Problem details: Go through the records below line by line. Count the lines with "patet" and give the count alone.

+--

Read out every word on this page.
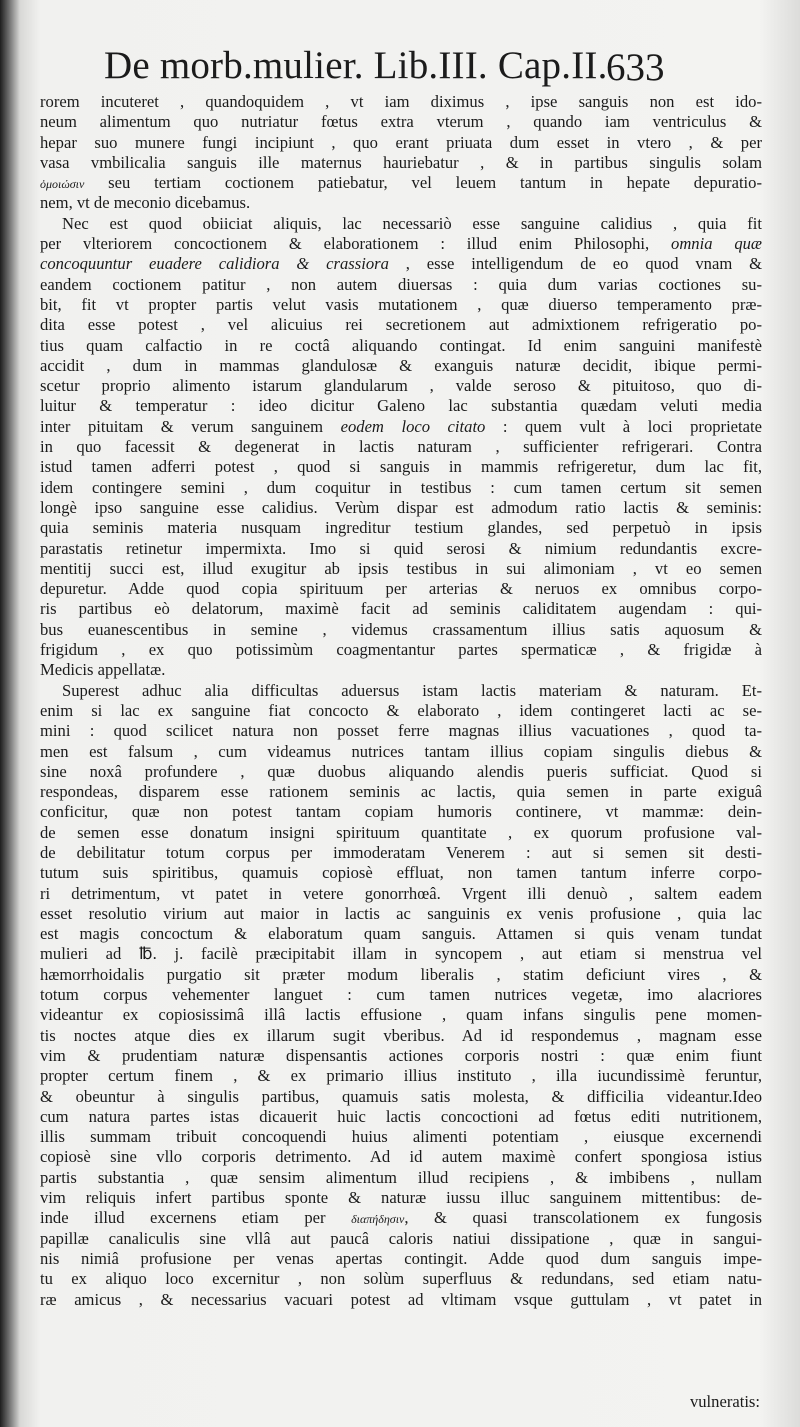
De morb.mulier. Lib.III. Cap.II.
633
rorem incuteret , quandoquidem , vt iam diximus , ipse sanguis non est ido-
neum alimentum quo nutriatur fœtus extra vterum , quando iam ventriculus &
hepar suo munere fungi incipiunt , quo erant priuata dum esset in vtero , & per
vasa vmbilicalia sanguis ille maternus hauriebatur , & in partibus singulis solam
ὁμοιώσιν seu tertiam coctionem patiebatur, vel leuem tantum in hepate depuratio-
nem, vt de meconio dicebamus.
Nec est quod obiiciat aliquis, lac necessariò esse sanguine calidius , quia fit
per vlteriorem concoctionem & elaborationem : illud enim Philosophi, omnia quæ
concoquuntur euadere calidiora & crassiora , esse intelligendum de eo quod vnam &
eandem coctionem patitur , non autem diuersas : quia dum varias coctiones su-
bit, fit vt propter partis velut vasis mutationem , quæ diuerso temperamento præ-
dita esse potest , vel alicuius rei secretionem aut admixtionem refrigeratio po-
tius quam calfactio in re coctâ aliquando contingat. Id enim sanguini manifestè
accidit , dum in mammas glandulosæ & exanguis naturæ decidit, ibique permi-
scetur proprio alimento istarum glandularum , valde seroso & pituitoso, quo di-
luitur & temperatur : ideo dicitur Galeno lac substantia quædam veluti media
inter pituitam & verum sanguinem eodem loco citato : quem vult à loci proprietate
in quo facessit & degenerat in lactis naturam , sufficienter refrigerari. Contra
istud tamen adferri potest , quod si sanguis in mammis refrigeretur, dum lac fit,
idem contingere semini , dum coquitur in testibus : cum tamen certum sit semen
longè ipso sanguine esse calidius. Verùm dispar est admodum ratio lactis & seminis:
quia seminis materia nusquam ingreditur testium glandes, sed perpetuò in ipsis
parastatis retinetur impermixta. Imo si quid serosi & nimium redundantis excre-
mentitij succi est, illud exugitur ab ipsis testibus in sui alimoniam , vt eo semen
depuretur. Adde quod copia spirituum per arterias & neruos ex omnibus corpo-
ris partibus eò delatorum, maximè facit ad seminis caliditatem augendam : qui-
bus euanescentibus in semine , videmus crassamentum illius satis aquosum &
frigidum , ex quo potissimùm coagmentantur partes spermaticæ , & frigidæ à
Medicis appellatæ.
Superest adhuc alia difficultas aduersus istam lactis materiam & naturam. Et-
enim si lac ex sanguine fiat concocto & elaborato , idem contingeret lacti ac se-
mini : quod scilicet natura non posset ferre magnas illius vacuationes , quod ta-
men est falsum , cum videamus nutrices tantam illius copiam singulis diebus &
sine noxâ profundere , quæ duobus aliquando alendis pueris sufficiat. Quod si
respondeas, disparem esse rationem seminis ac lactis, quia semen in parte exiguâ
conficitur, quæ non potest tantam copiam humoris continere, vt mammæ: dein-
de semen esse donatum insigni spirituum quantitate , ex quorum profusione val-
de debilitatur totum corpus per immoderatam Venerem : aut si semen sit desti-
tutum suis spiritibus, quamuis copiosè effluat, non tamen tantum inferre corpo-
ri detrimentum, vt patet in vetere gonorrhœâ. Vrgent illi denuò , saltem eadem
esset resolutio virium aut maior in lactis ac sanguinis ex venis profusione , quia lac
est magis concoctum & elaboratum quam sanguis. Attamen si quis venam tundat
mulieri ad ℔. j. facilè præcipitabit illam in syncopem , aut etiam si menstrua vel
hæmorrhoidalis purgatio sit præter modum liberalis , statim deficiunt vires , &
totum corpus vehementer languet : cum tamen nutrices vegetæ, imo alacriores
videantur ex copiosissimâ illâ lactis effusione , quam infans singulis pene momen-
tis noctes atque dies ex illarum sugit vberibus. Ad id respondemus , magnam esse
vim & prudentiam naturæ dispensantis actiones corporis nostri : quæ enim fiunt
propter certum finem , & ex primario illius instituto , illa iucundissimè feruntur,
& obeuntur à singulis partibus, quamuis satis molesta, & difficilia videantur.Ideo
cum natura partes istas dicauerit huic lactis concoctioni ad fœtus editi nutritionem,
illis summam tribuit concoquendi huius alimenti potentiam , eiusque excernendi
copiosè sine vllo corporis detrimento. Ad id autem maximè confert spongiosa istius
partis substantia , quæ sensim alimentum illud recipiens , & imbibens , nullam
vim reliquis infert partibus sponte & naturæ iussu illuc sanguinem mittentibus: de-
inde illud excernens etiam per διαπήδησιν, & quasi transcolationem ex fungosis
papillæ canaliculis sine vllâ aut paucâ caloris natiui dissipatione , quæ in sangui-
nis nimiâ profusione per venas apertas contingit. Adde quod dum sanguis impe-
tu ex aliquo loco excernitur , non solùm superfluus & redundans, sed etiam natu-
ræ amicus , & necessarius vacuari potest ad vltimam vsque guttulam , vt patet in
vulneratis:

+--

Complete output: 2